Put every line of the entries below into a JSON list of strings, one string per line, leaving out blank lines and any pictures.

Item position entries:
—————

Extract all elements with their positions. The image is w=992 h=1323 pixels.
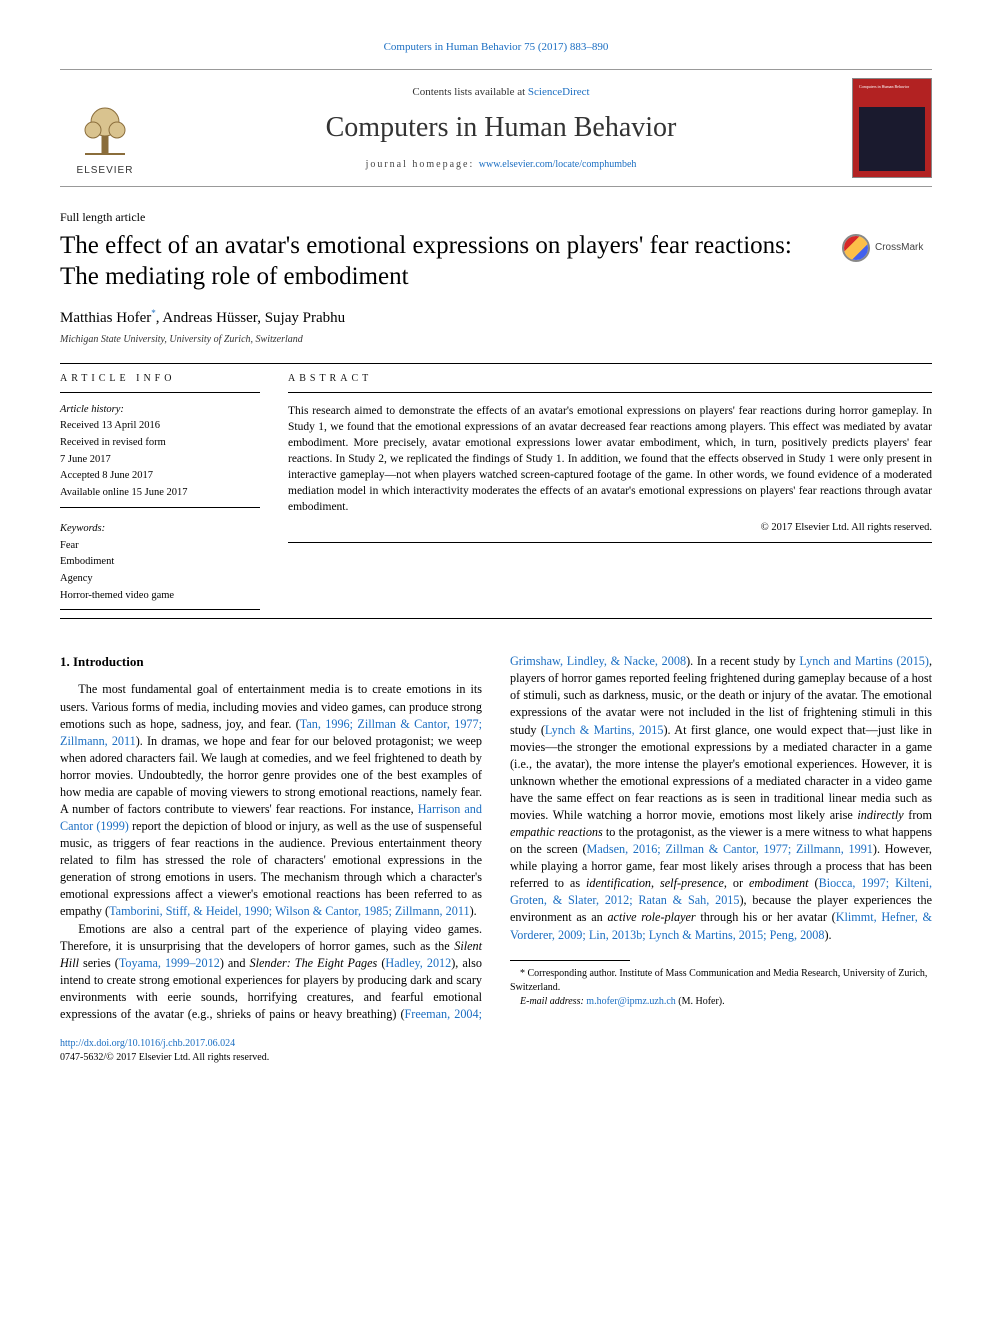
email-footnote: E-mail address: m.hofer@ipmz.uzh.ch (M. … bbox=[510, 995, 932, 1009]
keywords-label: Keywords: bbox=[60, 522, 260, 537]
revised-date-l1: Received in revised form bbox=[60, 436, 260, 451]
citation-link[interactable]: Madsen, 2016; Zillman & Cantor, 1977; Zi… bbox=[587, 842, 873, 856]
abstract-heading: ABSTRACT bbox=[288, 372, 932, 393]
crossmark-icon bbox=[842, 234, 870, 262]
divider bbox=[60, 609, 260, 610]
author-email-link[interactable]: m.hofer@ipmz.uzh.ch bbox=[586, 996, 675, 1007]
online-date: Available online 15 June 2017 bbox=[60, 486, 260, 501]
crossmark-badge[interactable]: CrossMark bbox=[842, 234, 932, 262]
crossmark-label: CrossMark bbox=[875, 241, 923, 255]
doi-link[interactable]: http://dx.doi.org/10.1016/j.chb.2017.06.… bbox=[60, 1038, 235, 1049]
corresponding-author-footnote: * Corresponding author. Institute of Mas… bbox=[510, 967, 932, 995]
journal-homepage-line: journal homepage: www.elsevier.com/locat… bbox=[162, 158, 840, 172]
article-type: Full length article bbox=[60, 209, 932, 226]
accepted-date: Accepted 8 June 2017 bbox=[60, 469, 260, 484]
author-list: Matthias Hofer*, Andreas Hüsser, Sujay P… bbox=[60, 307, 932, 329]
keyword: Embodiment bbox=[60, 555, 260, 570]
running-head-link[interactable]: Computers in Human Behavior 75 (2017) 88… bbox=[384, 41, 609, 53]
citation-link[interactable]: Hadley, 2012 bbox=[385, 956, 451, 970]
history-label: Article history: bbox=[60, 403, 260, 418]
footnotes: * Corresponding author. Institute of Mas… bbox=[510, 967, 932, 1009]
divider bbox=[60, 363, 932, 364]
keyword: Horror-themed video game bbox=[60, 589, 260, 604]
contents-available-line: Contents lists available at ScienceDirec… bbox=[162, 85, 840, 100]
body-paragraph: The most fundamental goal of entertainme… bbox=[60, 681, 482, 920]
divider bbox=[60, 618, 932, 619]
article-title: The effect of an avatar's emotional expr… bbox=[60, 230, 822, 293]
journal-homepage-link[interactable]: www.elsevier.com/locate/comphumbeh bbox=[479, 159, 637, 170]
cover-thumb-title: Computers in Human Behavior bbox=[859, 85, 925, 89]
section-heading: 1. Introduction bbox=[60, 653, 482, 671]
sciencedirect-link[interactable]: ScienceDirect bbox=[528, 86, 590, 98]
article-info-column: ARTICLE INFO Article history: Received 1… bbox=[60, 372, 260, 611]
abstract-copyright: © 2017 Elsevier Ltd. All rights reserved… bbox=[288, 521, 932, 536]
revised-date-l2: 7 June 2017 bbox=[60, 453, 260, 468]
journal-name: Computers in Human Behavior bbox=[162, 108, 840, 147]
citation-link[interactable]: Tamborini, Stiff, & Heidel, 1990; Wilson… bbox=[109, 904, 470, 918]
article-info-heading: ARTICLE INFO bbox=[60, 372, 260, 393]
elsevier-logo: ELSEVIER bbox=[60, 78, 150, 178]
issn-copyright: 0747-5632/© 2017 Elsevier Ltd. All right… bbox=[60, 1052, 269, 1063]
divider bbox=[288, 542, 932, 543]
authors-rest: , Andreas Hüsser, Sujay Prabhu bbox=[156, 310, 345, 326]
journal-cover-thumbnail: Computers in Human Behavior bbox=[852, 78, 932, 178]
affiliation: Michigan State University, University of… bbox=[60, 333, 932, 347]
received-date: Received 13 April 2016 bbox=[60, 419, 260, 434]
journal-header: ELSEVIER Contents lists available at Sci… bbox=[60, 69, 932, 187]
elsevier-tree-icon bbox=[75, 100, 135, 160]
keyword: Agency bbox=[60, 572, 260, 587]
abstract-column: ABSTRACT This research aimed to demonstr… bbox=[288, 372, 932, 611]
divider bbox=[60, 507, 260, 508]
keyword: Fear bbox=[60, 539, 260, 554]
elsevier-wordmark: ELSEVIER bbox=[77, 164, 134, 178]
running-head: Computers in Human Behavior 75 (2017) 88… bbox=[60, 40, 932, 55]
article-footer-meta: http://dx.doi.org/10.1016/j.chb.2017.06.… bbox=[60, 1037, 932, 1065]
citation-link[interactable]: Lynch and Martins (2015) bbox=[799, 654, 929, 668]
abstract-text: This research aimed to demonstrate the e… bbox=[288, 403, 932, 516]
footnote-separator bbox=[510, 960, 630, 961]
citation-link[interactable]: Toyama, 1999–2012 bbox=[119, 956, 220, 970]
author-1: Matthias Hofer bbox=[60, 310, 151, 326]
article-body: 1. Introduction The most fundamental goa… bbox=[60, 653, 932, 1023]
citation-link[interactable]: Lynch & Martins, 2015 bbox=[545, 723, 664, 737]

—————

— OUTPUT OF THE TASK —
[
  "Extract all elements with their positions. The image is w=992 h=1323 pixels.",
  "email-footnote: E-mail address: m.hofer@ipmz.uzh.ch (M. … bbox=[510, 995, 932, 1009]",
  "keywords-label: Keywords: bbox=[60, 522, 260, 537]",
  "revised-date-l1: Received in revised form bbox=[60, 436, 260, 451]",
  "citation-link[interactable]: Madsen, 2016; Zillman & Cantor, 1977; Zi… bbox=[587, 842, 873, 856]",
  "abstract-heading: ABSTRACT bbox=[288, 372, 932, 393]",
  "crossmark-icon bbox=[842, 234, 870, 262]",
  "divider bbox=[60, 609, 260, 610]",
  "author-email-link[interactable]: m.hofer@ipmz.uzh.ch bbox=[586, 996, 675, 1007]",
  "online-date: Available online 15 June 2017 bbox=[60, 486, 260, 501]",
  "crossmark-badge[interactable]: CrossMark bbox=[842, 234, 932, 262]",
  "crossmark-label: CrossMark bbox=[875, 241, 923, 255]",
  "doi-link[interactable]: http://dx.doi.org/10.1016/j.chb.2017.06.… bbox=[60, 1038, 235, 1049]",
  "corresponding-author-footnote: * Corresponding author. Institute of Mas… bbox=[510, 967, 932, 995]",
  "journal-homepage-line: journal homepage: www.elsevier.com/locat… bbox=[162, 158, 840, 172]",
  "article-type: Full length article bbox=[60, 209, 932, 226]",
  "accepted-date: Accepted 8 June 2017 bbox=[60, 469, 260, 484]",
  "author-list: Matthias Hofer*, Andreas Hüsser, Sujay P… bbox=[60, 307, 932, 329]",
  "keyword: Embodiment bbox=[60, 555, 260, 570]",
  "running-head-link[interactable]: Computers in Human Behavior 75 (2017) 88… bbox=[384, 41, 609, 53]",
  "citation-link[interactable]: Hadley, 2012 bbox=[385, 956, 451, 970]",
  "history-label: Article history: bbox=[60, 403, 260, 418]",
  "footnotes: * Corresponding author. Institute of Mas… bbox=[510, 967, 932, 1009]",
  "divider bbox=[60, 363, 932, 364]",
  "keyword: Horror-themed video game bbox=[60, 589, 260, 604]",
  "contents-available-line: Contents lists available at ScienceDirec… bbox=[162, 85, 840, 100]",
  "body-paragraph: The most fundamental goal of entertainme… bbox=[60, 681, 482, 920]",
  "divider bbox=[60, 618, 932, 619]",
  "article-title: The effect of an avatar's emotional expr… bbox=[60, 230, 822, 293]",
  "journal-homepage-link[interactable]: www.elsevier.com/locate/comphumbeh bbox=[479, 159, 637, 170]",
  "cover-thumb-title: Computers in Human Behavior bbox=[859, 85, 925, 89]",
  "section-heading: 1. Introduction bbox=[60, 653, 482, 671]",
  "sciencedirect-link[interactable]: ScienceDirect bbox=[528, 86, 590, 98]",
  "article-info-column: ARTICLE INFO Article history: Received 1… bbox=[60, 372, 260, 611]",
  "abstract-copyright: © 2017 Elsevier Ltd. All rights reserved… bbox=[288, 521, 932, 536]",
  "revised-date-l2: 7 June 2017 bbox=[60, 453, 260, 468]",
  "journal-name: Computers in Human Behavior bbox=[162, 108, 840, 147]",
  "citation-link[interactable]: Tamborini, Stiff, & Heidel, 1990; Wilson… bbox=[109, 904, 470, 918]",
  "article-info-heading: ARTICLE INFO bbox=[60, 372, 260, 393]",
  "elsevier-logo: ELSEVIER bbox=[60, 78, 150, 178]",
  "issn-copyright: 0747-5632/© 2017 Elsevier Ltd. All right… bbox=[60, 1052, 269, 1063]",
  "divider bbox=[288, 542, 932, 543]",
  "authors-rest: , Andreas Hüsser, Sujay Prabhu bbox=[156, 310, 345, 326]",
  "journal-cover-thumbnail: Computers in Human Behavior bbox=[852, 78, 932, 178]",
  "affiliation: Michigan State University, University of… bbox=[60, 333, 932, 347]",
  "received-date: Received 13 April 2016 bbox=[60, 419, 260, 434]",
  "journal-header: ELSEVIER Contents lists available at Sci… bbox=[60, 69, 932, 187]",
  "elsevier-tree-icon bbox=[75, 100, 135, 160]",
  "keyword: Agency bbox=[60, 572, 260, 587]",
  "abstract-column: ABSTRACT This research aimed to demonstr… bbox=[288, 372, 932, 611]",
  "divider bbox=[60, 507, 260, 508]",
  "keyword: Fear bbox=[60, 539, 260, 554]",
  "elsevier-wordmark: ELSEVIER bbox=[77, 164, 134, 178]",
  "running-head: Computers in Human Behavior 75 (2017) 88… bbox=[60, 40, 932, 55]",
  "article-footer-meta: http://dx.doi.org/10.1016/j.chb.2017.06.… bbox=[60, 1037, 932, 1065]",
  "citation-link[interactable]: Lynch and Martins (2015) bbox=[799, 654, 929, 668]",
  "abstract-text: This research aimed to demonstrate the e… bbox=[288, 403, 932, 516]",
  "footnote-separator bbox=[510, 960, 630, 961]",
  "citation-link[interactable]: Toyama, 1999–2012 bbox=[119, 956, 220, 970]",
  "author-1: Matthias Hofer bbox=[60, 310, 151, 326]",
  "article-body: 1. Introduction The most fundamental goa… bbox=[60, 653, 932, 1023]",
  "citation-link[interactable]: Lynch & Martins, 2015 bbox=[545, 723, 664, 737]"
]